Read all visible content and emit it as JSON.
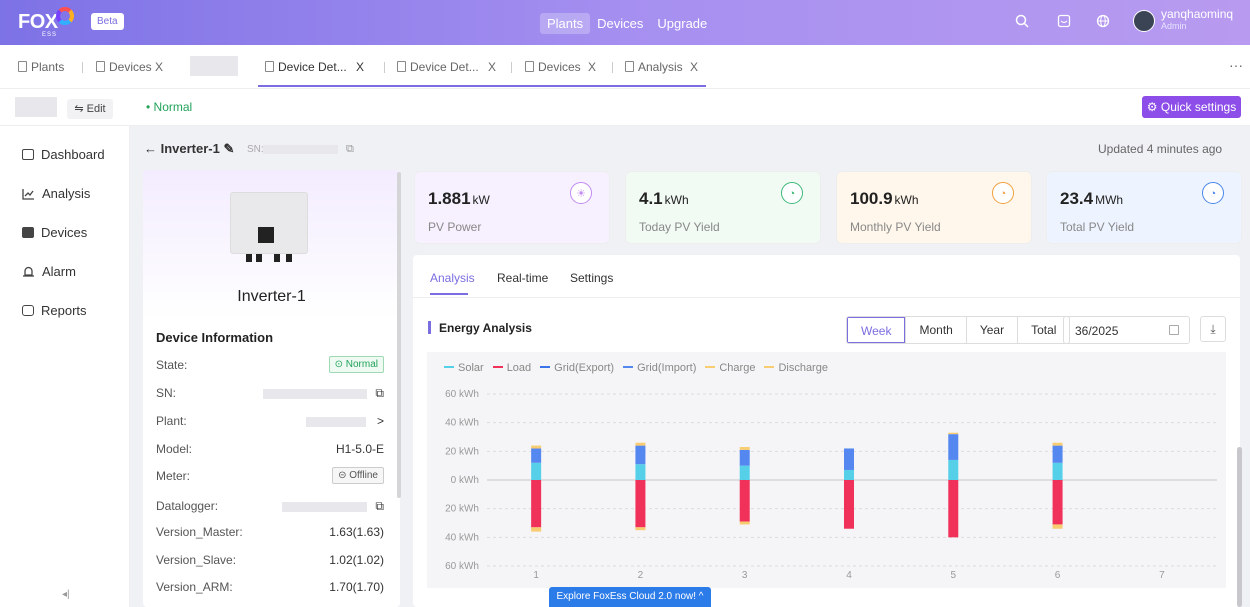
{
  "header": {
    "logo": "FOX",
    "logo_sub": "ESS",
    "beta": "Beta",
    "nav": [
      "Plants",
      "Devices",
      "Upgrade"
    ],
    "user_name": "yanqhaominq",
    "user_role": "Admin"
  },
  "tabs": [
    "Plants",
    "Devices",
    "Device Det...",
    "Device Det...",
    "Devices",
    "Analysis"
  ],
  "tab_close": "X",
  "more": "···",
  "subbar": {
    "edit": "⇋ Edit",
    "status": "• Normal",
    "quick_settings": "⚙ Quick settings"
  },
  "sidebar": [
    "Dashboard",
    "Analysis",
    "Devices",
    "Alarm",
    "Reports"
  ],
  "device": {
    "title": "← Inverter-1 ✎",
    "sn_label": "SN:",
    "updated": "Updated 4 minutes ago",
    "name": "Inverter-1",
    "info_title": "Device Information",
    "info": [
      {
        "k": "State:",
        "v": "⊙ Normal"
      },
      {
        "k": "SN:",
        "v": "⧉"
      },
      {
        "k": "Plant:",
        "v": ">"
      },
      {
        "k": "Model:",
        "v": "H1-5.0-E"
      },
      {
        "k": "Meter:",
        "v": "⊝ Offline"
      },
      {
        "k": "Datalogger:",
        "v": "⧉"
      },
      {
        "k": "Version_Master:",
        "v": "1.63(1.63)"
      },
      {
        "k": "Version_Slave:",
        "v": "1.02(1.02)"
      },
      {
        "k": "Version_ARM:",
        "v": "1.70(1.70)"
      }
    ]
  },
  "cards": [
    {
      "value": "1.881",
      "unit": "kW",
      "label": "PV Power",
      "icon": "sun-icon",
      "glyph": "☀",
      "bg": "#f7f1ff",
      "icon_color": "#c08af0"
    },
    {
      "value": "4.1",
      "unit": "kWh",
      "label": "Today PV Yield",
      "icon": "yield-icon",
      "glyph": "◔",
      "bg": "#f1fbf4",
      "icon_color": "#3cb878"
    },
    {
      "value": "100.9",
      "unit": "kWh",
      "label": "Monthly PV Yield",
      "icon": "yield-icon",
      "glyph": "◔",
      "bg": "#fff7ec",
      "icon_color": "#f0a040"
    },
    {
      "value": "23.4",
      "unit": "MWh",
      "label": "Total PV Yield",
      "icon": "yield-icon",
      "glyph": "◔",
      "bg": "#eef4ff",
      "icon_color": "#4a86e8"
    }
  ],
  "content_tabs": [
    "Analysis",
    "Real-time",
    "Settings"
  ],
  "energy": {
    "title": "Energy Analysis",
    "periods": [
      "Week",
      "Month",
      "Year",
      "Total"
    ],
    "selected_period": "Week",
    "date": "36/2025",
    "download_icon": "download-icon",
    "download_glyph": "⤓"
  },
  "explore": "Explore FoxEss Cloud 2.0 now!  ^",
  "collapse": "◂|",
  "chart_data": {
    "type": "bar",
    "stacked": true,
    "categories": [
      "1",
      "2",
      "3",
      "4",
      "5",
      "6",
      "7"
    ],
    "y_ticks": [
      "60 kWh",
      "40 kWh",
      "20 kWh",
      "0 kWh",
      "20 kWh",
      "40 kWh",
      "60 kWh"
    ],
    "ylim": [
      -60,
      60
    ],
    "legend": [
      "Solar",
      "Load",
      "Grid(Export)",
      "Grid(Import)",
      "Charge",
      "Discharge"
    ],
    "colors": {
      "Solar": "#56d0e8",
      "Load": "#f0325a",
      "Grid(Export)": "#3a74e8",
      "Grid(Import)": "#5488f0",
      "Charge": "#f8cc70",
      "Discharge": "#f8cc70"
    },
    "series": [
      {
        "name": "Solar",
        "values": [
          12,
          11,
          10,
          7,
          14,
          12,
          0
        ]
      },
      {
        "name": "Grid(Import)",
        "values": [
          10,
          13,
          11,
          15,
          18,
          12,
          0
        ]
      },
      {
        "name": "Charge",
        "values": [
          2,
          2,
          2,
          0,
          1,
          2,
          0
        ]
      },
      {
        "name": "Load",
        "values": [
          -33,
          -33,
          -29,
          -34,
          -40,
          -31,
          0
        ]
      },
      {
        "name": "Discharge",
        "values": [
          -3,
          -2,
          -2,
          0,
          0,
          -3,
          0
        ]
      }
    ],
    "grid": true
  }
}
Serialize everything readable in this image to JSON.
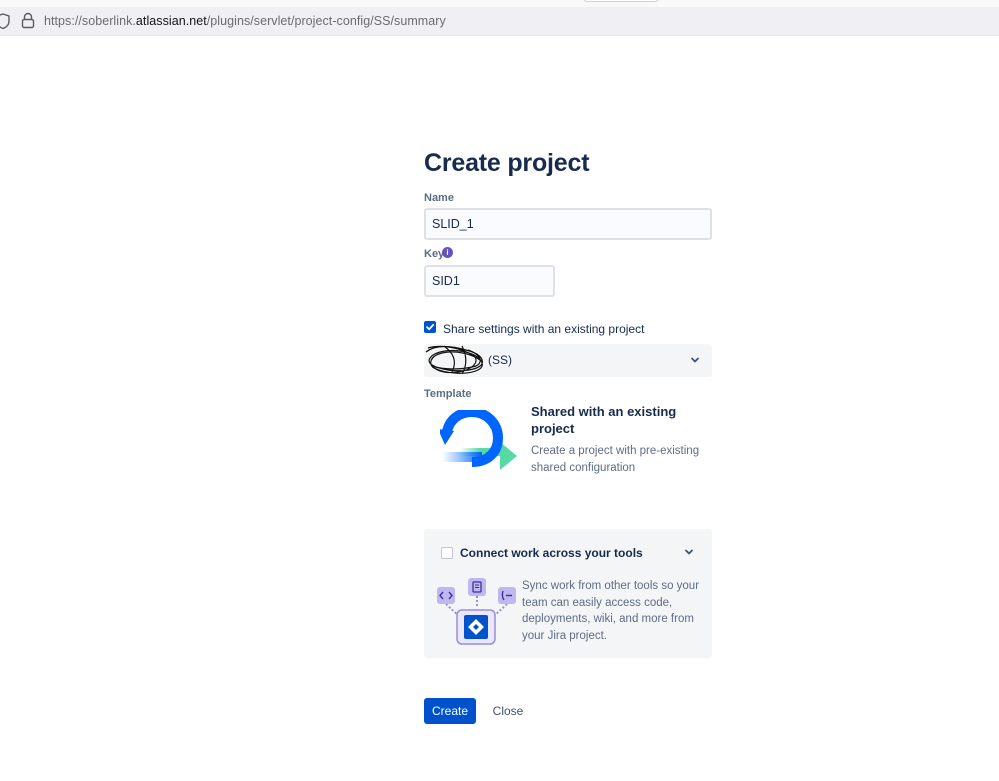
{
  "browser": {
    "url_prefix": "https://soberlink.",
    "url_domain": "atlassian.net",
    "url_path": "/plugins/servlet/project-config/SS/summary"
  },
  "form": {
    "title": "Create project",
    "name_label": "Name",
    "name_value": "SLID_1",
    "key_label": "Key",
    "key_value": "SID1",
    "share_label": "Share settings with an existing project",
    "share_checked": true,
    "project_select_value": "(SS)",
    "template_label": "Template",
    "template_title": "Shared with an existing project",
    "template_desc": "Create a project with pre-existing shared configuration"
  },
  "connect": {
    "title": "Connect work across your tools",
    "checked": false,
    "desc": "Sync work from other tools so your team can easily access code, deployments, wiki, and more from your Jira project."
  },
  "buttons": {
    "create": "Create",
    "close": "Close"
  },
  "colors": {
    "primary": "#0052cc",
    "text": "#172b4d",
    "subtle": "#5e6c84",
    "panel_bg": "#f4f5f7",
    "info": "#6554c0"
  }
}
======
SET PROBLEM >> Print each record exactly as it stands, leaving the images out.

RESULT OF THIS TASK >>
Read all visible content and emit it as JSON.
{
  "header": {
    "logo": "FOX",
    "logo_sub": "ESS",
    "beta": "Beta",
    "nav": [
      "Plants",
      "Devices",
      "Upgrade"
    ],
    "user_name": "yanqhaominq",
    "user_role": "Admin"
  },
  "tabs": [
    "Plants",
    "Devices",
    "Device Det...",
    "Device Det...",
    "Devices",
    "Analysis"
  ],
  "tab_close": "X",
  "more": "···",
  "subbar": {
    "edit": "⇋ Edit",
    "status": "• Normal",
    "quick_settings": "⚙ Quick settings"
  },
  "sidebar": [
    "Dashboard",
    "Analysis",
    "Devices",
    "Alarm",
    "Reports"
  ],
  "device": {
    "title": "← Inverter-1 ✎",
    "sn_label": "SN:",
    "updated": "Updated 4 minutes ago",
    "name": "Inverter-1",
    "info_title": "Device Information",
    "info": [
      {
        "k": "State:",
        "v": "⊙ Normal"
      },
      {
        "k": "SN:",
        "v": "⧉"
      },
      {
        "k": "Plant:",
        "v": ">"
      },
      {
        "k": "Model:",
        "v": "H1-5.0-E"
      },
      {
        "k": "Meter:",
        "v": "⊝ Offline"
      },
      {
        "k": "Datalogger:",
        "v": "⧉"
      },
      {
        "k": "Version_Master:",
        "v": "1.63(1.63)"
      },
      {
        "k": "Version_Slave:",
        "v": "1.02(1.02)"
      },
      {
        "k": "Version_ARM:",
        "v": "1.70(1.70)"
      }
    ]
  },
  "cards": [
    {
      "value": "1.881",
      "unit": "kW",
      "label": "PV Power",
      "icon": "sun-icon",
      "glyph": "☀",
      "bg": "#f7f1ff",
      "icon_color": "#c08af0"
    },
    {
      "value": "4.1",
      "unit": "kWh",
      "label": "Today PV Yield",
      "icon": "yield-icon",
      "glyph": "◔",
      "bg": "#f1fbf4",
      "icon_color": "#3cb878"
    },
    {
      "value": "100.9",
      "unit": "kWh",
      "label": "Monthly PV Yield",
      "icon": "yield-icon",
      "glyph": "◔",
      "bg": "#fff7ec",
      "icon_color": "#f0a040"
    },
    {
      "value": "23.4",
      "unit": "MWh",
      "label": "Total PV Yield",
      "icon": "yield-icon",
      "glyph": "◔",
      "bg": "#eef4ff",
      "icon_color": "#4a86e8"
    }
  ],
  "content_tabs": [
    "Analysis",
    "Real-time",
    "Settings"
  ],
  "energy": {
    "title": "Energy Analysis",
    "periods": [
      "Week",
      "Month",
      "Year",
      "Total"
    ],
    "selected_period": "Week",
    "date": "36/2025",
    "download_icon": "download-icon",
    "download_glyph": "⤓"
  },
  "explore": "Explore FoxEss Cloud 2.0 now!  ^",
  "collapse": "◂|",
  "chart_data": {
    "type": "bar",
    "stacked": true,
    "categories": [
      "1",
      "2",
      "3",
      "4",
      "5",
      "6",
      "7"
    ],
    "y_ticks": [
      "60 kWh",
      "40 kWh",
      "20 kWh",
      "0 kWh",
      "20 kWh",
      "40 kWh",
      "60 kWh"
    ],
    "ylim": [
      -60,
      60
    ],
    "legend": [
      "Solar",
      "Load",
      "Grid(Export)",
      "Grid(Import)",
      "Charge",
      "Discharge"
    ],
    "colors": {
      "Solar": "#56d0e8",
      "Load": "#f0325a",
      "Grid(Export)": "#3a74e8",
      "Grid(Import)": "#5488f0",
      "Charge": "#f8cc70",
      "Discharge": "#f8cc70"
    },
    "series": [
      {
        "name": "Solar",
        "values": [
          12,
          11,
          10,
          7,
          14,
          12,
          0
        ]
      },
      {
        "name": "Grid(Import)",
        "values": [
          10,
          13,
          11,
          15,
          18,
          12,
          0
        ]
      },
      {
        "name": "Charge",
        "values": [
          2,
          2,
          2,
          0,
          1,
          2,
          0
        ]
      },
      {
        "name": "Load",
        "values": [
          -33,
          -33,
          -29,
          -34,
          -40,
          -31,
          0
        ]
      },
      {
        "name": "Discharge",
        "values": [
          -3,
          -2,
          -2,
          0,
          0,
          -3,
          0
        ]
      }
    ],
    "grid": true
  }
}
Serialize everything readable in this image to JSON.
{
  "browser": {
    "url_prefix": "https://soberlink.",
    "url_domain": "atlassian.net",
    "url_path": "/plugins/servlet/project-config/SS/summary"
  },
  "form": {
    "title": "Create project",
    "name_label": "Name",
    "name_value": "SLID_1",
    "key_label": "Key",
    "key_value": "SID1",
    "share_label": "Share settings with an existing project",
    "share_checked": true,
    "project_select_value": "(SS)",
    "template_label": "Template",
    "template_title": "Shared with an existing project",
    "template_desc": "Create a project with pre-existing shared configuration"
  },
  "connect": {
    "title": "Connect work across your tools",
    "checked": false,
    "desc": "Sync work from other tools so your team can easily access code, deployments, wiki, and more from your Jira project."
  },
  "buttons": {
    "create": "Create",
    "close": "Close"
  },
  "colors": {
    "primary": "#0052cc",
    "text": "#172b4d",
    "subtle": "#5e6c84",
    "panel_bg": "#f4f5f7",
    "info": "#6554c0"
  }
}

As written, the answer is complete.